Stored data
┄┄┄┄┄┄┄┄┄┄┄┄┄┄┄┄┄┄┄┄
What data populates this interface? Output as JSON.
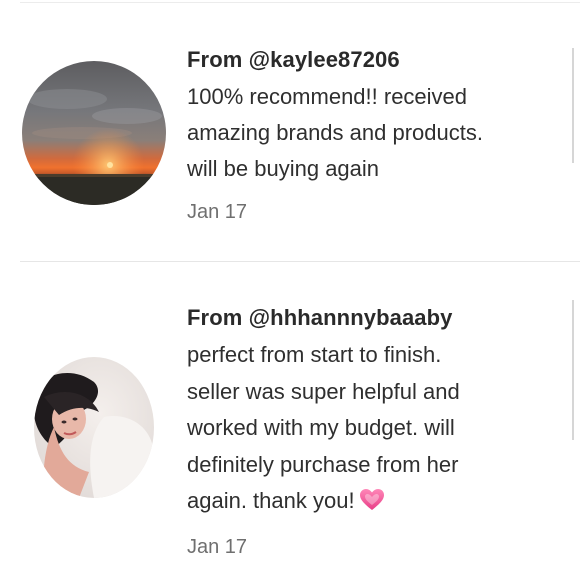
{
  "reviews": [
    {
      "from": "From @kaylee87206",
      "text": "100% recommend!! received\namazing brands and products.\nwill be buying again",
      "date": "Jan 17",
      "avatar": "sunset-photo-avatar"
    },
    {
      "from": "From @hhhannnybaaaby",
      "text": "perfect from start to finish.\nseller was super helpful and\nworked with my budget. will\ndefinitely purchase from her\nagain. thank you!",
      "emoji": "💗",
      "date": "Jan 17",
      "avatar": "portrait-photo-avatar"
    }
  ],
  "colors": {
    "text": "#2b2b2b",
    "date": "#6f6f6f",
    "divider": "#e6e6e6",
    "heart": "#f0589a"
  }
}
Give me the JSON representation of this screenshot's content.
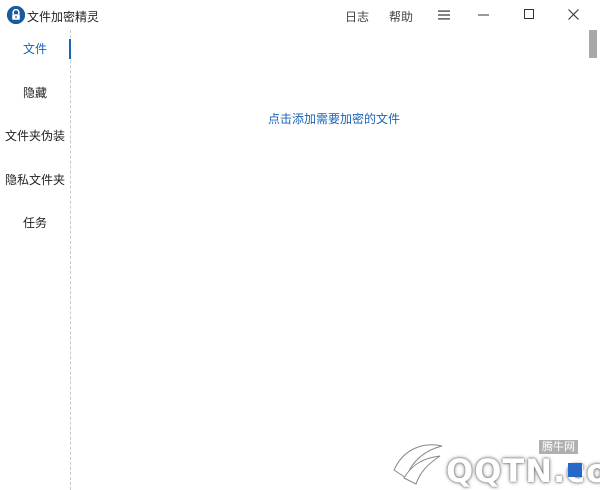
┄┄┄┄┄┄┄┄┄┄┄┄┄┄┄┄┄┄┄┄
• Requirement:
Your task is to repeat the material above exactly, without its pictures.

• In response:
What data populates this interface? Output as JSON.
{
  "reviews": [
    {
      "from": "From @kaylee87206",
      "text": "100% recommend!! received\namazing brands and products.\nwill be buying again",
      "date": "Jan 17",
      "avatar": "sunset-photo-avatar"
    },
    {
      "from": "From @hhhannnybaaaby",
      "text": "perfect from start to finish.\nseller was super helpful and\nworked with my budget. will\ndefinitely purchase from her\nagain. thank you!",
      "emoji": "💗",
      "date": "Jan 17",
      "avatar": "portrait-photo-avatar"
    }
  ],
  "colors": {
    "text": "#2b2b2b",
    "date": "#6f6f6f",
    "divider": "#e6e6e6",
    "heart": "#f0589a"
  }
}
Give me the JSON representation of this screenshot's content.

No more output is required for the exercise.